SUPPLIED MATERIAL:

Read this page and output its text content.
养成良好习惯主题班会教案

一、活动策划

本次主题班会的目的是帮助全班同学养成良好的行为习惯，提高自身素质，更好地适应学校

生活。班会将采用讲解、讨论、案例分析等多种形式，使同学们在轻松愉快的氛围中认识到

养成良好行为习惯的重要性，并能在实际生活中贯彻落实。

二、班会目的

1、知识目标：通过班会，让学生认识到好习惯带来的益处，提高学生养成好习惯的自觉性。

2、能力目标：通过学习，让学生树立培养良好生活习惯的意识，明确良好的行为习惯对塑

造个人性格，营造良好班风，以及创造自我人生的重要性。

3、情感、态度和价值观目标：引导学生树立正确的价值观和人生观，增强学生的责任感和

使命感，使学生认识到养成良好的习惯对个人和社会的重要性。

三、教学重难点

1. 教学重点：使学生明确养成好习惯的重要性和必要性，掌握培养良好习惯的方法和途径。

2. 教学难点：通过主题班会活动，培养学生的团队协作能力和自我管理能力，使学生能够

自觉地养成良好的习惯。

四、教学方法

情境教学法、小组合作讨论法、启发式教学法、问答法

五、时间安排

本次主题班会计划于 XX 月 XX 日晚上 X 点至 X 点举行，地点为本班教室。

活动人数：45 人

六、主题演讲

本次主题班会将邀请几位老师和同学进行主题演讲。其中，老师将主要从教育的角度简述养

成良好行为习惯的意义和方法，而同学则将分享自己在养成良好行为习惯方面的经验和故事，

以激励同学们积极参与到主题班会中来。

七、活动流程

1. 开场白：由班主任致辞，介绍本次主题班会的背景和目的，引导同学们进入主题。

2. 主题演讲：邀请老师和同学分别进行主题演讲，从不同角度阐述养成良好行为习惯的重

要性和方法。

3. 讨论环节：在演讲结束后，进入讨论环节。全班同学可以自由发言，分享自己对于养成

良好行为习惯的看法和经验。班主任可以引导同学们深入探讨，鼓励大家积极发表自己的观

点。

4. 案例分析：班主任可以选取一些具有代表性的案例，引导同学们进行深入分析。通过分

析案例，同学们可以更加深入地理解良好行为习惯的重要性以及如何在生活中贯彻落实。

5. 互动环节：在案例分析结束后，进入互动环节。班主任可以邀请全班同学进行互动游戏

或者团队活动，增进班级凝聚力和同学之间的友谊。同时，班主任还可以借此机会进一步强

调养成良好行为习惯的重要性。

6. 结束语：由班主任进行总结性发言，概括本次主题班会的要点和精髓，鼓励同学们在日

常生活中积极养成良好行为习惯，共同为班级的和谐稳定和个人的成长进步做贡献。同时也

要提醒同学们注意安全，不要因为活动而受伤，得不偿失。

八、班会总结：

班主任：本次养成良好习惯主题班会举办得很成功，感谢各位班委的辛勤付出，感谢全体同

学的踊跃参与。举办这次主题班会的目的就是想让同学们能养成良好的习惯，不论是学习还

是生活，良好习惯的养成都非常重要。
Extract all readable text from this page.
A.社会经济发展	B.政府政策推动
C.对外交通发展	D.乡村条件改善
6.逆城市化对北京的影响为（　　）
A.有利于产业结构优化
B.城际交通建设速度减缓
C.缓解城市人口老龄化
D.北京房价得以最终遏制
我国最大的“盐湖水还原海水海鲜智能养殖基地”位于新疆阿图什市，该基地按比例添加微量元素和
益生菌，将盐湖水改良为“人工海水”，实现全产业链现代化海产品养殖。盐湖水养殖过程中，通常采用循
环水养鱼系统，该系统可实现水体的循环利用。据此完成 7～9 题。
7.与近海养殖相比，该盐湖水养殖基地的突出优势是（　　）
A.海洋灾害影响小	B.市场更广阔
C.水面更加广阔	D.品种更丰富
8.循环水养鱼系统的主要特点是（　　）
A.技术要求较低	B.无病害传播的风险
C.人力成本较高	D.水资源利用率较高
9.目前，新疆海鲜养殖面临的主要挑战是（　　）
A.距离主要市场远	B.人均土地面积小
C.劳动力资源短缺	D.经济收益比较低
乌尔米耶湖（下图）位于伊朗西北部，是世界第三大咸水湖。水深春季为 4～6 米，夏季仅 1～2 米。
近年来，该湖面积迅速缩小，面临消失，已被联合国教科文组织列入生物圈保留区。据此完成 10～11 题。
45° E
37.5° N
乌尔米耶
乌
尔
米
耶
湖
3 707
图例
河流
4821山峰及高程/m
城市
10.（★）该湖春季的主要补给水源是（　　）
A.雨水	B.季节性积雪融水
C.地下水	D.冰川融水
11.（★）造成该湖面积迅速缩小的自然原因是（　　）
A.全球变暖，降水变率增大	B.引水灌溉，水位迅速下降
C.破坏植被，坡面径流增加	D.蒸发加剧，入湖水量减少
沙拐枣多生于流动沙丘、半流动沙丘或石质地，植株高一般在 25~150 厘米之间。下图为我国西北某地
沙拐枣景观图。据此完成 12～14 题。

INSTRUCTIONS FOR THE TASK: Write out every entry exactly as given.

TASK RESULT:
Read this page and output its text content.
养成良好习惯主题班会教案

一、活动策划

本次主题班会的目的是帮助全班同学养成良好的行为习惯，提高自身素质，更好地适应学校

生活。班会将采用讲解、讨论、案例分析等多种形式，使同学们在轻松愉快的氛围中认识到

养成良好行为习惯的重要性，并能在实际生活中贯彻落实。

二、班会目的

1、知识目标：通过班会，让学生认识到好习惯带来的益处，提高学生养成好习惯的自觉性。

2、能力目标：通过学习，让学生树立培养良好生活习惯的意识，明确良好的行为习惯对塑

造个人性格，营造良好班风，以及创造自我人生的重要性。

3、情感、态度和价值观目标：引导学生树立正确的价值观和人生观，增强学生的责任感和

使命感，使学生认识到养成良好的习惯对个人和社会的重要性。

三、教学重难点

1. 教学重点：使学生明确养成好习惯的重要性和必要性，掌握培养良好习惯的方法和途径。

2. 教学难点：通过主题班会活动，培养学生的团队协作能力和自我管理能力，使学生能够

自觉地养成良好的习惯。

四、教学方法

情境教学法、小组合作讨论法、启发式教学法、问答法

五、时间安排

本次主题班会计划于 XX 月 XX 日晚上 X 点至 X 点举行，地点为本班教室。

活动人数：45 人

六、主题演讲

本次主题班会将邀请几位老师和同学进行主题演讲。其中，老师将主要从教育的角度简述养

成良好行为习惯的意义和方法，而同学则将分享自己在养成良好行为习惯方面的经验和故事，

以激励同学们积极参与到主题班会中来。

七、活动流程

1. 开场白：由班主任致辞，介绍本次主题班会的背景和目的，引导同学们进入主题。

2. 主题演讲：邀请老师和同学分别进行主题演讲，从不同角度阐述养成良好行为习惯的重

要性和方法。

3. 讨论环节：在演讲结束后，进入讨论环节。全班同学可以自由发言，分享自己对于养成

良好行为习惯的看法和经验。班主任可以引导同学们深入探讨，鼓励大家积极发表自己的观

点。

4. 案例分析：班主任可以选取一些具有代表性的案例，引导同学们进行深入分析。通过分

析案例，同学们可以更加深入地理解良好行为习惯的重要性以及如何在生活中贯彻落实。

5. 互动环节：在案例分析结束后，进入互动环节。班主任可以邀请全班同学进行互动游戏

或者团队活动，增进班级凝聚力和同学之间的友谊。同时，班主任还可以借此机会进一步强

调养成良好行为习惯的重要性。

6. 结束语：由班主任进行总结性发言，概括本次主题班会的要点和精髓，鼓励同学们在日

常生活中积极养成良好行为习惯，共同为班级的和谐稳定和个人的成长进步做贡献。同时也

要提醒同学们注意安全，不要因为活动而受伤，得不偿失。

八、班会总结：

班主任：本次养成良好习惯主题班会举办得很成功，感谢各位班委的辛勤付出，感谢全体同

学的踊跃参与。举办这次主题班会的目的就是想让同学们能养成良好的习惯，不论是学习还

是生活，良好习惯的养成都非常重要。
Extract all readable text from this page.
A.社会经济发展	B.政府政策推动
C.对外交通发展	D.乡村条件改善
6.逆城市化对北京的影响为（　　）
A.有利于产业结构优化
B.城际交通建设速度减缓
C.缓解城市人口老龄化
D.北京房价得以最终遏制
我国最大的“盐湖水还原海水海鲜智能养殖基地”位于新疆阿图什市，该基地按比例添加微量元素和
益生菌，将盐湖水改良为“人工海水”，实现全产业链现代化海产品养殖。盐湖水养殖过程中，通常采用循
环水养鱼系统，该系统可实现水体的循环利用。据此完成 7～9 题。
7.与近海养殖相比，该盐湖水养殖基地的突出优势是（　　）
A.海洋灾害影响小	B.市场更广阔
C.水面更加广阔	D.品种更丰富
8.循环水养鱼系统的主要特点是（　　）
A.技术要求较低	B.无病害传播的风险
C.人力成本较高	D.水资源利用率较高
9.目前，新疆海鲜养殖面临的主要挑战是（　　）
A.距离主要市场远	B.人均土地面积小
C.劳动力资源短缺	D.经济收益比较低
乌尔米耶湖（下图）位于伊朗西北部，是世界第三大咸水湖。水深春季为 4～6 米，夏季仅 1～2 米。
近年来，该湖面积迅速缩小，面临消失，已被联合国教科文组织列入生物圈保留区。据此完成 10～11 题。
45° E
37.5° N
乌尔米耶
乌
尔
米
耶
湖
3 707
图例
河流
4821山峰及高程/m
城市
10.（★）该湖春季的主要补给水源是（　　）
A.雨水	B.季节性积雪融水
C.地下水	D.冰川融水
11.（★）造成该湖面积迅速缩小的自然原因是（　　）
A.全球变暖，降水变率增大	B.引水灌溉，水位迅速下降
C.破坏植被，坡面径流增加	D.蒸发加剧，入湖水量减少
沙拐枣多生于流动沙丘、半流动沙丘或石质地，植株高一般在 25~150 厘米之间。下图为我国西北某地
沙拐枣景观图。据此完成 12～14 题。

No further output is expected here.